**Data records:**
=======
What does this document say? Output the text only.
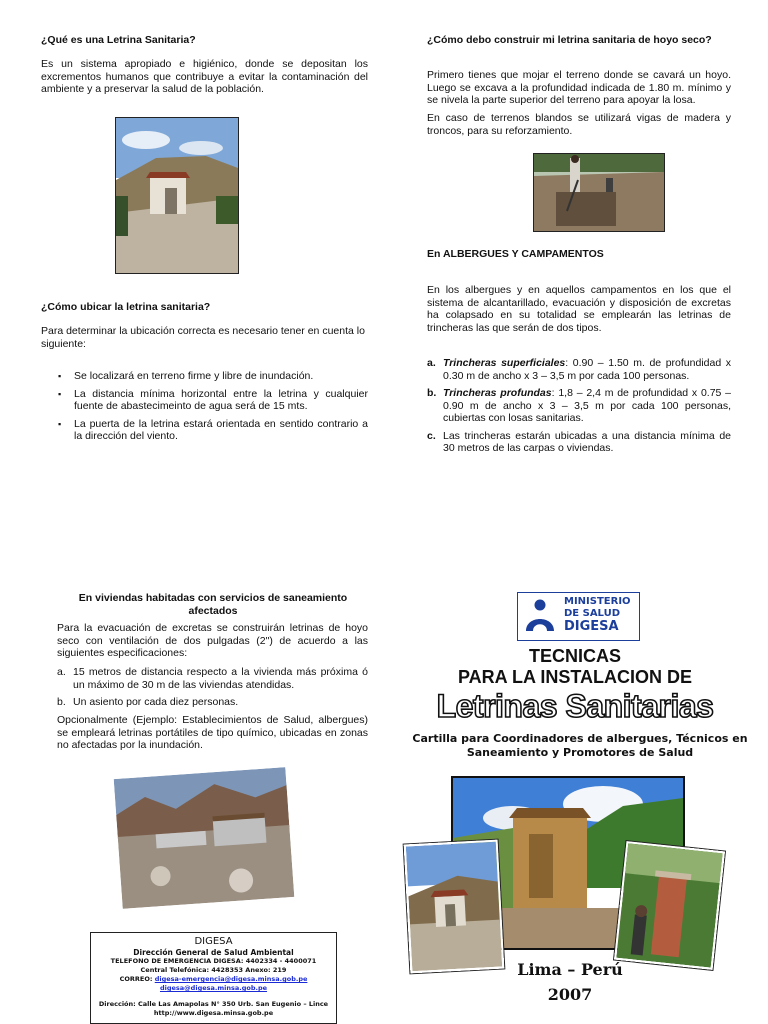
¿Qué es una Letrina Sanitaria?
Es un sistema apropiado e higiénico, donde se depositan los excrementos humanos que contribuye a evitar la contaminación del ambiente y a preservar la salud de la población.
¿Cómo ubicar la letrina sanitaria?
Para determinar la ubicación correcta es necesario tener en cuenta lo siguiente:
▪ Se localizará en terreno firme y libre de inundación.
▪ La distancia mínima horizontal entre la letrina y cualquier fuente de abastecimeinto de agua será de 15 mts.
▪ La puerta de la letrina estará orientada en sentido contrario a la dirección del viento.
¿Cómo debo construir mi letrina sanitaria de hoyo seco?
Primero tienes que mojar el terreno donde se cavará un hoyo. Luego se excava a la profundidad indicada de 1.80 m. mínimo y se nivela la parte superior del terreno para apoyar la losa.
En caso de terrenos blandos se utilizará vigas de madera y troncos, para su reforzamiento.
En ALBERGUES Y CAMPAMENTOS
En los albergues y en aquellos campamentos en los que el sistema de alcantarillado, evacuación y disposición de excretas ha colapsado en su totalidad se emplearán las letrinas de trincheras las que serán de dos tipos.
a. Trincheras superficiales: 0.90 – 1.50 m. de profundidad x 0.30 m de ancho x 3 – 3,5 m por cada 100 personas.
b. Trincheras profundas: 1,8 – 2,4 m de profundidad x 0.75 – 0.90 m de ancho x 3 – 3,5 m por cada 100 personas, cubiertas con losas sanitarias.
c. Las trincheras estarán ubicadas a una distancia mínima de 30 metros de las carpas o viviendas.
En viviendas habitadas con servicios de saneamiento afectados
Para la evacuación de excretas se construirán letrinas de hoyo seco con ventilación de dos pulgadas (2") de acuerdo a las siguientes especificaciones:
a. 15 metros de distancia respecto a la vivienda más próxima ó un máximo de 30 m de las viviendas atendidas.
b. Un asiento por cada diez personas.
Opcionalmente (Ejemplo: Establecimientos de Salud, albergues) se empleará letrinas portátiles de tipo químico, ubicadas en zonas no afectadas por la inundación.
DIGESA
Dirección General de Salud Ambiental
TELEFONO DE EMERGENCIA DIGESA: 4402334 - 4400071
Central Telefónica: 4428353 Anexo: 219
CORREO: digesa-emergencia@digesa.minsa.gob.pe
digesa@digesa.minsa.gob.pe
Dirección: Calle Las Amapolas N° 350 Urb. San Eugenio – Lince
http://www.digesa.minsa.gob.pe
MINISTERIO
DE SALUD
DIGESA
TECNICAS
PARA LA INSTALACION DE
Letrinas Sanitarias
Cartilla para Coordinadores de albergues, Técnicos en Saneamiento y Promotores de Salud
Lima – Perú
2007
=======
From the material above, copy everything exactly but the pictures.

What does this document say? Output the text only.
¿Qué es una Letrina Sanitaria?
Es un sistema apropiado e higiénico, donde se depositan los excrementos humanos que contribuye a evitar la contaminación del ambiente y a preservar la salud de la población.
¿Cómo ubicar la letrina sanitaria?
Para determinar la ubicación correcta es necesario tener en cuenta lo siguiente:
▪ Se localizará en terreno firme y libre de inundación.
▪ La distancia mínima horizontal entre la letrina y cualquier fuente de abastecimeinto de agua será de 15 mts.
▪ La puerta de la letrina estará orientada en sentido contrario a la dirección del viento.
¿Cómo debo construir mi letrina sanitaria de hoyo seco?
Primero tienes que mojar el terreno donde se cavará un hoyo. Luego se excava a la profundidad indicada de 1.80 m. mínimo y se nivela la parte superior del terreno para apoyar la losa.
En caso de terrenos blandos se utilizará vigas de madera y troncos, para su reforzamiento.
En ALBERGUES Y CAMPAMENTOS
En los albergues y en aquellos campamentos en los que el sistema de alcantarillado, evacuación y disposición de excretas ha colapsado en su totalidad se emplearán las letrinas de trincheras las que serán de dos tipos.
a. Trincheras superficiales: 0.90 – 1.50 m. de profundidad x 0.30 m de ancho x 3 – 3,5 m por cada 100 personas.
b. Trincheras profundas: 1,8 – 2,4 m de profundidad x 0.75 – 0.90 m de ancho x 3 – 3,5 m por cada 100 personas, cubiertas con losas sanitarias.
c. Las trincheras estarán ubicadas a una distancia mínima de 30 metros de las carpas o viviendas.
En viviendas habitadas con servicios de saneamiento afectados
Para la evacuación de excretas se construirán letrinas de hoyo seco con ventilación de dos pulgadas (2") de acuerdo a las siguientes especificaciones:
a. 15 metros de distancia respecto a la vivienda más próxima ó un máximo de 30 m de las viviendas atendidas.
b. Un asiento por cada diez personas.
Opcionalmente (Ejemplo: Establecimientos de Salud, albergues) se empleará letrinas portátiles de tipo químico, ubicadas en zonas no afectadas por la inundación.
DIGESA
Dirección General de Salud Ambiental
TELEFONO DE EMERGENCIA DIGESA: 4402334 - 4400071
Central Telefónica: 4428353 Anexo: 219
CORREO: digesa-emergencia@digesa.minsa.gob.pe
digesa@digesa.minsa.gob.pe
Dirección: Calle Las Amapolas N° 350 Urb. San Eugenio – Lince
http://www.digesa.minsa.gob.pe
MINISTERIO
DE SALUD
DIGESA
TECNICAS
PARA LA INSTALACION DE
Letrinas Sanitarias
Cartilla para Coordinadores de albergues, Técnicos en Saneamiento y Promotores de Salud
Lima – Perú
2007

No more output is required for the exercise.